| Input |
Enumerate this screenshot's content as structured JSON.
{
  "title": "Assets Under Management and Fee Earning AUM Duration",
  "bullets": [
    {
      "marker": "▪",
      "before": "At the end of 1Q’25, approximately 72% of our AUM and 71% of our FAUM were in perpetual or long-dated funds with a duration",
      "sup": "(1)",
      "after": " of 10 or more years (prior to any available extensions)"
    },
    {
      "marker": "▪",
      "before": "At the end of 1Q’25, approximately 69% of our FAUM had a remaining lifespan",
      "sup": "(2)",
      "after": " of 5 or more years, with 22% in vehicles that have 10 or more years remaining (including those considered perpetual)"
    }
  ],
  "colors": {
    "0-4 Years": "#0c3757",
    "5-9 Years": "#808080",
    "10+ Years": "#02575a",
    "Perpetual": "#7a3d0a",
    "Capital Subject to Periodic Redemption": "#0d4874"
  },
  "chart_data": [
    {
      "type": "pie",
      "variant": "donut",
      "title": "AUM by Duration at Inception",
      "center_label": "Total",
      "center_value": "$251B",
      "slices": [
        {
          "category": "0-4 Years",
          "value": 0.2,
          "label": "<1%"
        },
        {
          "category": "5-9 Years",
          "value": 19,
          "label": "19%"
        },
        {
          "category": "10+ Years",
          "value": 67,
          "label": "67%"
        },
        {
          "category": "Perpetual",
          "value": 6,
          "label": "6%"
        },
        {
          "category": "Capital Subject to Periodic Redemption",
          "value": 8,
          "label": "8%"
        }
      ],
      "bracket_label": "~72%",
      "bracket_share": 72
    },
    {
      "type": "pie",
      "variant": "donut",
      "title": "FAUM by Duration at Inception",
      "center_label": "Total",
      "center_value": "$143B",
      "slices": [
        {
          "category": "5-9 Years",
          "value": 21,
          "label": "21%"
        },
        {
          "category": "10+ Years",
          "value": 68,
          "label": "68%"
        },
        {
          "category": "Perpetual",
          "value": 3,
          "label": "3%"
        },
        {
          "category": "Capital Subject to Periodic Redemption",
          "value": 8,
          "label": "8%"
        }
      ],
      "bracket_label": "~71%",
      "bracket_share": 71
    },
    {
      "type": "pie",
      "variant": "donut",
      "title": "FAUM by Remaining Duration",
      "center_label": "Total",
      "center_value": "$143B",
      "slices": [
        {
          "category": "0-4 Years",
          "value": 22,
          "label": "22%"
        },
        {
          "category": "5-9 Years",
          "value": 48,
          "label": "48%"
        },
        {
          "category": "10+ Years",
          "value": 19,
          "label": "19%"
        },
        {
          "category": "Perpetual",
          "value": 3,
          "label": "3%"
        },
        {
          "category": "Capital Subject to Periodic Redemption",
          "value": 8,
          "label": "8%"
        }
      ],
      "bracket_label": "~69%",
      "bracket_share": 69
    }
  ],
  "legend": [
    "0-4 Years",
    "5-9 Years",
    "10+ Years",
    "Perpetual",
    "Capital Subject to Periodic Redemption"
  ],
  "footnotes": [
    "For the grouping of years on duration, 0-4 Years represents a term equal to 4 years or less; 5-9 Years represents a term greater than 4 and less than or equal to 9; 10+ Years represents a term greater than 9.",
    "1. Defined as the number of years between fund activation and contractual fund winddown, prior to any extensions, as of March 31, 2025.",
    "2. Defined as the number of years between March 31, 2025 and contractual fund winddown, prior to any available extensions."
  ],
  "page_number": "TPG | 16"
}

| Directions |
Please repeat the listing exactly, with nothing left out.

| Answer for the task |
Enumerate this screenshot's content as structured JSON.
{
  "title": "Assets Under Management and Fee Earning AUM Duration",
  "bullets": [
    {
      "marker": "▪",
      "before": "At the end of 1Q’25, approximately 72% of our AUM and 71% of our FAUM were in perpetual or long-dated funds with a duration",
      "sup": "(1)",
      "after": " of 10 or more years (prior to any available extensions)"
    },
    {
      "marker": "▪",
      "before": "At the end of 1Q’25, approximately 69% of our FAUM had a remaining lifespan",
      "sup": "(2)",
      "after": " of 5 or more years, with 22% in vehicles that have 10 or more years remaining (including those considered perpetual)"
    }
  ],
  "colors": {
    "0-4 Years": "#0c3757",
    "5-9 Years": "#808080",
    "10+ Years": "#02575a",
    "Perpetual": "#7a3d0a",
    "Capital Subject to Periodic Redemption": "#0d4874"
  },
  "chart_data": [
    {
      "type": "pie",
      "variant": "donut",
      "title": "AUM by Duration at Inception",
      "center_label": "Total",
      "center_value": "$251B",
      "slices": [
        {
          "category": "0-4 Years",
          "value": 0.2,
          "label": "<1%"
        },
        {
          "category": "5-9 Years",
          "value": 19,
          "label": "19%"
        },
        {
          "category": "10+ Years",
          "value": 67,
          "label": "67%"
        },
        {
          "category": "Perpetual",
          "value": 6,
          "label": "6%"
        },
        {
          "category": "Capital Subject to Periodic Redemption",
          "value": 8,
          "label": "8%"
        }
      ],
      "bracket_label": "~72%",
      "bracket_share": 72
    },
    {
      "type": "pie",
      "variant": "donut",
      "title": "FAUM by Duration at Inception",
      "center_label": "Total",
      "center_value": "$143B",
      "slices": [
        {
          "category": "5-9 Years",
          "value": 21,
          "label": "21%"
        },
        {
          "category": "10+ Years",
          "value": 68,
          "label": "68%"
        },
        {
          "category": "Perpetual",
          "value": 3,
          "label": "3%"
        },
        {
          "category": "Capital Subject to Periodic Redemption",
          "value": 8,
          "label": "8%"
        }
      ],
      "bracket_label": "~71%",
      "bracket_share": 71
    },
    {
      "type": "pie",
      "variant": "donut",
      "title": "FAUM by Remaining Duration",
      "center_label": "Total",
      "center_value": "$143B",
      "slices": [
        {
          "category": "0-4 Years",
          "value": 22,
          "label": "22%"
        },
        {
          "category": "5-9 Years",
          "value": 48,
          "label": "48%"
        },
        {
          "category": "10+ Years",
          "value": 19,
          "label": "19%"
        },
        {
          "category": "Perpetual",
          "value": 3,
          "label": "3%"
        },
        {
          "category": "Capital Subject to Periodic Redemption",
          "value": 8,
          "label": "8%"
        }
      ],
      "bracket_label": "~69%",
      "bracket_share": 69
    }
  ],
  "legend": [
    "0-4 Years",
    "5-9 Years",
    "10+ Years",
    "Perpetual",
    "Capital Subject to Periodic Redemption"
  ],
  "footnotes": [
    "For the grouping of years on duration, 0-4 Years represents a term equal to 4 years or less; 5-9 Years represents a term greater than 4 and less than or equal to 9; 10+ Years represents a term greater than 9.",
    "1. Defined as the number of years between fund activation and contractual fund winddown, prior to any extensions, as of March 31, 2025.",
    "2. Defined as the number of years between March 31, 2025 and contractual fund winddown, prior to any available extensions."
  ],
  "page_number": "TPG | 16"
}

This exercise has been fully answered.